INPUT MATERIAL start

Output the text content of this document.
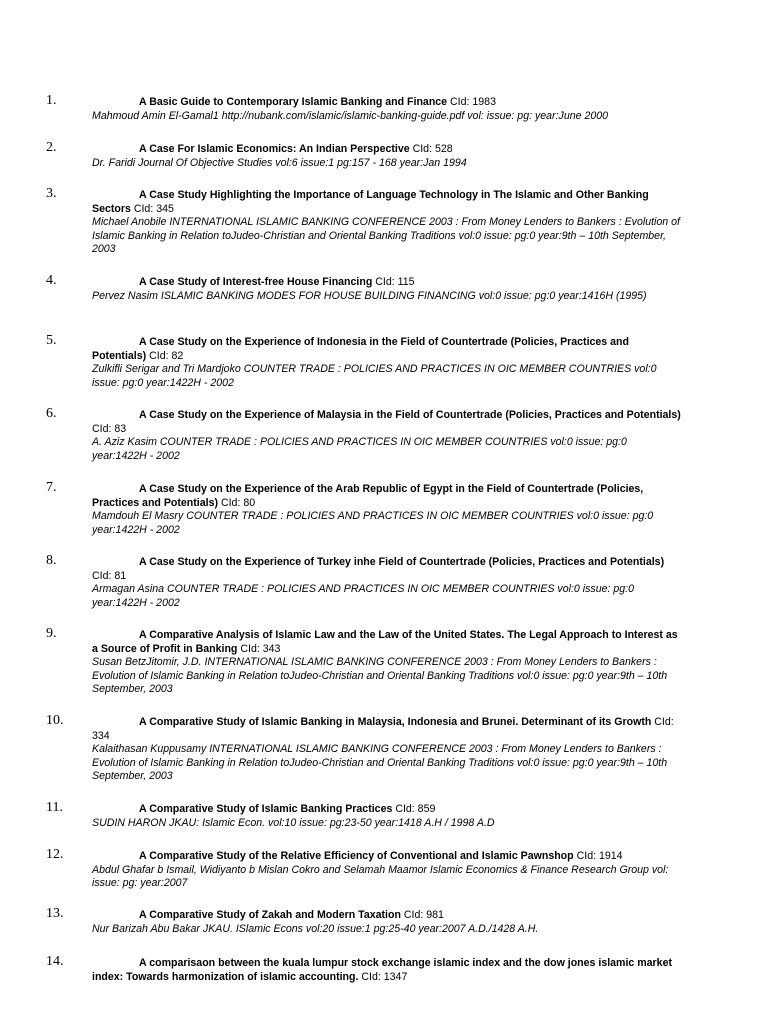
1.	A Basic Guide to Contemporary Islamic Banking and Finance CId: 1983
Mahmoud Amin El-Gamal1 http://nubank.com/islamic/islamic-banking-guide.pdf vol: issue: pg: year:June 2000
2.	A Case For Islamic Economics: An Indian Perspective CId: 528
Dr. Faridi Journal Of Objective Studies vol:6 issue:1 pg:157 - 168 year:Jan 1994
3.	A Case Study Highlighting the Importance of Language Technology in The Islamic and Other Banking Sectors CId: 345
Michael Anobile INTERNATIONAL ISLAMIC BANKING CONFERENCE 2003 : From Money Lenders to Bankers : Evolution of Islamic Banking in Relation toJudeo-Christian and Oriental Banking Traditions vol:0 issue: pg:0 year:9th – 10th September, 2003
4.	A Case Study of Interest-free House Financing CId: 115
Pervez Nasim ISLAMIC BANKING MODES FOR HOUSE BUILDING FINANCING vol:0 issue: pg:0 year:1416H (1995)
5.	A Case Study on the Experience of Indonesia in the Field of Countertrade (Policies, Practices and Potentials) CId: 82
Zulkifli Serigar and Tri Mardjoko COUNTER TRADE : POLICIES AND PRACTICES IN OIC MEMBER COUNTRIES vol:0 issue: pg:0 year:1422H - 2002
6.	A Case Study on the Experience of Malaysia in the Field of Countertrade (Policies, Practices and Potentials) CId: 83
A. Aziz Kasim COUNTER TRADE : POLICIES AND PRACTICES IN OIC MEMBER COUNTRIES vol:0 issue: pg:0 year:1422H - 2002
7.	A Case Study on the Experience of the Arab Republic of Egypt in the Field of Countertrade (Policies, Practices and Potentials) CId: 80
Mamdouh El Masry COUNTER TRADE : POLICIES AND PRACTICES IN OIC MEMBER COUNTRIES vol:0 issue: pg:0 year:1422H - 2002
8.	A Case Study on the Experience of Turkey inhe Field of Countertrade (Policies, Practices and Potentials) CId: 81
Armagan Asina COUNTER TRADE : POLICIES AND PRACTICES IN OIC MEMBER COUNTRIES vol:0 issue: pg:0 year:1422H - 2002
9.	A Comparative Analysis of Islamic Law and the Law of the United States. The Legal Approach to Interest as a Source of Profit in Banking CId: 343
Susan BetzJitomir, J.D. INTERNATIONAL ISLAMIC BANKING CONFERENCE 2003 : From Money Lenders to Bankers : Evolution of Islamic Banking in Relation toJudeo-Christian and Oriental Banking Traditions vol:0 issue: pg:0 year:9th – 10th September, 2003
10.	A Comparative Study of Islamic Banking in Malaysia, Indonesia and Brunei. Determinant of its Growth CId: 334
Kalaithasan Kuppusamy INTERNATIONAL ISLAMIC BANKING CONFERENCE 2003 : From Money Lenders to Bankers : Evolution of Islamic Banking in Relation toJudeo-Christian and Oriental Banking Traditions vol:0 issue: pg:0 year:9th – 10th September, 2003
11.	A Comparative Study of Islamic Banking Practices CId: 859
SUDIN HARON JKAU: Islamic Econ. vol:10 issue: pg:23-50 year:1418 A.H / 1998 A.D
12.	A Comparative Study of the Relative Efficiency of Conventional and Islamic Pawnshop CId: 1914
Abdul Ghafar b Ismail, Widiyanto b Mislan Cokro and Selamah Maamor Islamic Economics & Finance Research Group vol: issue: pg: year:2007
13.	A Comparative Study of Zakah and Modern Taxation CId: 981
Nur Barizah Abu Bakar JKAU. ISlamic Econs vol:20 issue:1 pg:25-40 year:2007 A.D./1428 A.H.
14.	A comparisaon between the kuala lumpur stock exchange islamic index and the dow jones islamic market index: Towards harmonization of islamic accounting. CId: 1347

INPUT MATERIAL end

EXERCISE DESCRIPTION:
Your task is to gather all lines from the entries above that hold the word "Experience".

THE REPLY:
5.	A Case Study on the Experience of Indonesia in the Field of Countertrade (Policies, Practices and Potentials) CId: 82
6.	A Case Study on the Experience of Malaysia in the Field of Countertrade (Policies, Practices and Potentials) CId: 83
7.	A Case Study on the Experience of the Arab Republic of Egypt in the Field of Countertrade (Policies, Practices and Potentials) CId: 80
8.	A Case Study on the Experience of Turkey inhe Field of Countertrade (Policies, Practices and Potentials) CId: 81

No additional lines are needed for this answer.